Exercise inputs:
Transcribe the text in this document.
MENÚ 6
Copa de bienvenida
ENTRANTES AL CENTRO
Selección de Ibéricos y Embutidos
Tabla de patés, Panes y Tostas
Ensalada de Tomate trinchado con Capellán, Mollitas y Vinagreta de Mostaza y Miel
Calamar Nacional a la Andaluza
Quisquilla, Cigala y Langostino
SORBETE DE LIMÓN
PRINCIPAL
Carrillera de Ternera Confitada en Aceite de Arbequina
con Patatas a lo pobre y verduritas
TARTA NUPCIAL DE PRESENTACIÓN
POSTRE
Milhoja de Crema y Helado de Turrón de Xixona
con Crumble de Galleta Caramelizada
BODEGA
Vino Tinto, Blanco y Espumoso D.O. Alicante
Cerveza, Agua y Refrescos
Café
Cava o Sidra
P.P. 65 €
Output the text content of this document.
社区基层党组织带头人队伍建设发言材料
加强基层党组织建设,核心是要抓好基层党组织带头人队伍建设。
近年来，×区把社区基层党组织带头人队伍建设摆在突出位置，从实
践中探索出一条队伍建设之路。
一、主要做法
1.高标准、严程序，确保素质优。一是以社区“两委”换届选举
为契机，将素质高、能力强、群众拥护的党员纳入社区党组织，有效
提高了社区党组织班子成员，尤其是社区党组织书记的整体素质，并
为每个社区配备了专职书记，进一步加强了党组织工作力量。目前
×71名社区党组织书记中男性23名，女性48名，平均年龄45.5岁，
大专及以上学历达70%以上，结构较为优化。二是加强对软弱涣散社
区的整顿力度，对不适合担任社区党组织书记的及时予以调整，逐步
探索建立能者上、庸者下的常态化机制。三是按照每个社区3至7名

Work to complete:
Each line above that holds the string "text" should be copied and shown.

Task solution:
Transcribe the text in this document.
Output the text content of this document.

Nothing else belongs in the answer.